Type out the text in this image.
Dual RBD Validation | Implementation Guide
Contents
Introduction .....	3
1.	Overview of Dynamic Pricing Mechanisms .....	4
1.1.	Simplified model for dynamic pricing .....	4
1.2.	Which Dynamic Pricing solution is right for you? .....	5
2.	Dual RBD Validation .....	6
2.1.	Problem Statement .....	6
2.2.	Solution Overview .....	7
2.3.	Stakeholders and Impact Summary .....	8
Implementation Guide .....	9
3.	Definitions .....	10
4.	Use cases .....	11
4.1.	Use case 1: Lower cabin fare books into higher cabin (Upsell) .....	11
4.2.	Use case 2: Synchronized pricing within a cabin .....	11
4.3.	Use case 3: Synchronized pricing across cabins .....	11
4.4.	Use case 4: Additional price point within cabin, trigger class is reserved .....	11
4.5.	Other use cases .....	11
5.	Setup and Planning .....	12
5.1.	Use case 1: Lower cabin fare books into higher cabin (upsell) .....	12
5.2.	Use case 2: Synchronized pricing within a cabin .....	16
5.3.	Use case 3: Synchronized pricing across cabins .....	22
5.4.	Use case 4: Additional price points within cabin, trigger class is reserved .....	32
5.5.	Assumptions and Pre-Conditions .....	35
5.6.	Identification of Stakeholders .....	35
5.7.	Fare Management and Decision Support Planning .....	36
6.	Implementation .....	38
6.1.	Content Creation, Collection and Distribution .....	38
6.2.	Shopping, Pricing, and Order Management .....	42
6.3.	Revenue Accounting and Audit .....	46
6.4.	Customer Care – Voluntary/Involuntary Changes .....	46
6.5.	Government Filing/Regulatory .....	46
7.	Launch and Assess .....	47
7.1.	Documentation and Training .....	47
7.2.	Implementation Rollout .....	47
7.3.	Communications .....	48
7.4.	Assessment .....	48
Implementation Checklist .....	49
◇ ◇ ◇ ◇ ◇
Requirement =
Reproduce every record above exactly as it appears.

Response for this exercise =
Type out the text in this image.
Dual RBD Validation | Implementation Guide
Contents
Introduction .....	3
1.	Overview of Dynamic Pricing Mechanisms .....	4
1.1.	Simplified model for dynamic pricing .....	4
1.2.	Which Dynamic Pricing solution is right for you? .....	5
2.	Dual RBD Validation .....	6
2.1.	Problem Statement .....	6
2.2.	Solution Overview .....	7
2.3.	Stakeholders and Impact Summary .....	8
Implementation Guide .....	9
3.	Definitions .....	10
4.	Use cases .....	11
4.1.	Use case 1: Lower cabin fare books into higher cabin (Upsell) .....	11
4.2.	Use case 2: Synchronized pricing within a cabin .....	11
4.3.	Use case 3: Synchronized pricing across cabins .....	11
4.4.	Use case 4: Additional price point within cabin, trigger class is reserved .....	11
4.5.	Other use cases .....	11
5.	Setup and Planning .....	12
5.1.	Use case 1: Lower cabin fare books into higher cabin (upsell) .....	12
5.2.	Use case 2: Synchronized pricing within a cabin .....	16
5.3.	Use case 3: Synchronized pricing across cabins .....	22
5.4.	Use case 4: Additional price points within cabin, trigger class is reserved .....	32
5.5.	Assumptions and Pre-Conditions .....	35
5.6.	Identification of Stakeholders .....	35
5.7.	Fare Management and Decision Support Planning .....	36
6.	Implementation .....	38
6.1.	Content Creation, Collection and Distribution .....	38
6.2.	Shopping, Pricing, and Order Management .....	42
6.3.	Revenue Accounting and Audit .....	46
6.4.	Customer Care – Voluntary/Involuntary Changes .....	46
6.5.	Government Filing/Regulatory .....	46
7.	Launch and Assess .....	47
7.1.	Documentation and Training .....	47
7.2.	Implementation Rollout .....	47
7.3.	Communications .....	48
7.4.	Assessment .....	48
Implementation Checklist .....	49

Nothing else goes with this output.